TASK GOAL: Read the listing and extract each line that includes the word "JSON".

SUPPLIED MATERIAL:

* * *

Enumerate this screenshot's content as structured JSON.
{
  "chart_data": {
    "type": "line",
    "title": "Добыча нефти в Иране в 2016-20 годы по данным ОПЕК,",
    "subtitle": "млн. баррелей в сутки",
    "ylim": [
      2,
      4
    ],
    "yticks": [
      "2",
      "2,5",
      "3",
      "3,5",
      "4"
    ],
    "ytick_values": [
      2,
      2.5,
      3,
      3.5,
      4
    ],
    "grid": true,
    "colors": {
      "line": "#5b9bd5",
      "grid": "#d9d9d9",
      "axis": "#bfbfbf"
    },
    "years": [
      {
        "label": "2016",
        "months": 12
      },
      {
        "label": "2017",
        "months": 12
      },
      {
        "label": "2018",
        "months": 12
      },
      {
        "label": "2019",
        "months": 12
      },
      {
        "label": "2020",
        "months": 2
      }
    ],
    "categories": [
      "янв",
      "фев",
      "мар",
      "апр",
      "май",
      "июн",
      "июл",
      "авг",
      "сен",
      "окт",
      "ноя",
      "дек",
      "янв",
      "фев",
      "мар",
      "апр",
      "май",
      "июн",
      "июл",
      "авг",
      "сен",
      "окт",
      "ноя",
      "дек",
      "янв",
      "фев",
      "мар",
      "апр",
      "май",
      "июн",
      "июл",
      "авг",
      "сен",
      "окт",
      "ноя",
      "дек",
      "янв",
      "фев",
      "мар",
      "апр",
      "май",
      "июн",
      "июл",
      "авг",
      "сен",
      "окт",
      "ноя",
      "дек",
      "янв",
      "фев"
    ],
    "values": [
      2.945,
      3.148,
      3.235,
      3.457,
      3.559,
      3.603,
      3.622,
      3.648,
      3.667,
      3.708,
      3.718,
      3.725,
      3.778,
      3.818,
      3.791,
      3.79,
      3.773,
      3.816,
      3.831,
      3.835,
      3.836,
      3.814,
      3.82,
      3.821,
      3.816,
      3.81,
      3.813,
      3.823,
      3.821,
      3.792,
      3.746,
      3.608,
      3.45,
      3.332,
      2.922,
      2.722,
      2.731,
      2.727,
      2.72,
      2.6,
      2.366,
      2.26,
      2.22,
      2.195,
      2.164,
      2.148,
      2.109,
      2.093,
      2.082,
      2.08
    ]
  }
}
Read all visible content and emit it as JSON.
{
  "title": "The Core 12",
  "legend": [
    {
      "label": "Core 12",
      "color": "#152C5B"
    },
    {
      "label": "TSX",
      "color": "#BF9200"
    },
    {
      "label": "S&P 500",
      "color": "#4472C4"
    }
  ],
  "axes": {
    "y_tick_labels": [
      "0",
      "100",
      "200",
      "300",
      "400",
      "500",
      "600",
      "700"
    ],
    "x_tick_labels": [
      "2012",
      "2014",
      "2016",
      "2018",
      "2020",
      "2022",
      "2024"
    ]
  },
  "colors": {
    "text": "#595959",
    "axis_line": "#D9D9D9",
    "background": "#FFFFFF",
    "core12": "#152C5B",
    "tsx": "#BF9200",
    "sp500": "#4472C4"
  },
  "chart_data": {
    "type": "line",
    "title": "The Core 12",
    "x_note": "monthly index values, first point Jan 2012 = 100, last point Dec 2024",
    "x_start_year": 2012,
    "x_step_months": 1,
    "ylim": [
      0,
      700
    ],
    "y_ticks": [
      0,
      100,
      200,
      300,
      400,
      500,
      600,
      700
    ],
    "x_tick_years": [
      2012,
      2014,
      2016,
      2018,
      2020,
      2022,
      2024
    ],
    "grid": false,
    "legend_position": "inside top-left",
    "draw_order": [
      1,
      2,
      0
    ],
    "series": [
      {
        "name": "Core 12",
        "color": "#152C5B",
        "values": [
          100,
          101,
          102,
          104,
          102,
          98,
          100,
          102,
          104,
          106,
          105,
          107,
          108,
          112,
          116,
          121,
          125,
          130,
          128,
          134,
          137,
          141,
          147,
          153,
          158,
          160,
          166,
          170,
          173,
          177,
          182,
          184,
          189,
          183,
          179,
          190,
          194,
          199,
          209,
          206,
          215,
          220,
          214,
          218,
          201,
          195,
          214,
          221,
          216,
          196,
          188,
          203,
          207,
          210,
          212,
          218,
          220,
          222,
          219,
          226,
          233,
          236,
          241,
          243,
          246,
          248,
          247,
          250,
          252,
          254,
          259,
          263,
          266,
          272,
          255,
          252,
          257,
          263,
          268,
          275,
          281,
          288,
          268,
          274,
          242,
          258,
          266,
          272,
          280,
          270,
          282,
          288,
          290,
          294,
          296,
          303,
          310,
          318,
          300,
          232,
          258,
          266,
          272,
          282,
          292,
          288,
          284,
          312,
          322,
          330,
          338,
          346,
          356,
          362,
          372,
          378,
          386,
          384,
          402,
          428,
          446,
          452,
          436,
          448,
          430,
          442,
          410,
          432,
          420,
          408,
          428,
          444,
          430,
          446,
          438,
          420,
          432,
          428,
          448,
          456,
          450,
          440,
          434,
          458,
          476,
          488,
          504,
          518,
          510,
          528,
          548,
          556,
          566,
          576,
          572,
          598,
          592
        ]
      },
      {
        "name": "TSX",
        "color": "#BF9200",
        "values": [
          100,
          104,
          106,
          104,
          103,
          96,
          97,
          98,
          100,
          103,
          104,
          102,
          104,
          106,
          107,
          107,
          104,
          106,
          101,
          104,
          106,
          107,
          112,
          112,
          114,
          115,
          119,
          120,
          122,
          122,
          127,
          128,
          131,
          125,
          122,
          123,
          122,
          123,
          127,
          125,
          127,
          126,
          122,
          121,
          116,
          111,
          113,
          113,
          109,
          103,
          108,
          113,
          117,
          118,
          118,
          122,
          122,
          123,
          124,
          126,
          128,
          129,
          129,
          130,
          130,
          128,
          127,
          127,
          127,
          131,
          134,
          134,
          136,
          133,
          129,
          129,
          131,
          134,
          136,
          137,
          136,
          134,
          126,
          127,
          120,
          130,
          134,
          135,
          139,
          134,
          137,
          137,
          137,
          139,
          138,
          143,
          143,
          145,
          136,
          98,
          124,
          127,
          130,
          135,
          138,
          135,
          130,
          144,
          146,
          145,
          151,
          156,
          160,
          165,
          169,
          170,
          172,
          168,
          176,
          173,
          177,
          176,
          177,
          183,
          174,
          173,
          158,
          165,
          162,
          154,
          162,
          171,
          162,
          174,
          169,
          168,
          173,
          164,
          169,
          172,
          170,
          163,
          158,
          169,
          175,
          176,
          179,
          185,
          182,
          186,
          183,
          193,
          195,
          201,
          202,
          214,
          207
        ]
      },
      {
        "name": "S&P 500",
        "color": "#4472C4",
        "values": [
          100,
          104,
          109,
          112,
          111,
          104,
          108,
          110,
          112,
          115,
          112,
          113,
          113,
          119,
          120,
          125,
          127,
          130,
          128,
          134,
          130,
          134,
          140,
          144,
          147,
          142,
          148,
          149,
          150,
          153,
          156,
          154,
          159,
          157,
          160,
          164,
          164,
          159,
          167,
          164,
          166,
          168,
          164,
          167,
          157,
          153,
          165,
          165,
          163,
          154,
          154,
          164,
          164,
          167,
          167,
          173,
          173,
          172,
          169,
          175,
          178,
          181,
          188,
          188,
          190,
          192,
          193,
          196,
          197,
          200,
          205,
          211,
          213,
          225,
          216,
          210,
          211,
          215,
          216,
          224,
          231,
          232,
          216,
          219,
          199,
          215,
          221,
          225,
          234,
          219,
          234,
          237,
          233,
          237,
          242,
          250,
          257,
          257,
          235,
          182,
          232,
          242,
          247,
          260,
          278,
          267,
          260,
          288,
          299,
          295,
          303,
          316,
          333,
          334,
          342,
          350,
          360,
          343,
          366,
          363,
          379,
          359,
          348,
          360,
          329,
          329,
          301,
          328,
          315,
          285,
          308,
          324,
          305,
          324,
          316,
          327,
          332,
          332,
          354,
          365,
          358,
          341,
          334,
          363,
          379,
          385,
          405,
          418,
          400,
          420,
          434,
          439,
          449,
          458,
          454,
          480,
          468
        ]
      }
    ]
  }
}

* * *

ANSWER TO THIS EXERCISE:
Enumerate this screenshot's content as structured JSON.
Read all visible content and emit it as JSON.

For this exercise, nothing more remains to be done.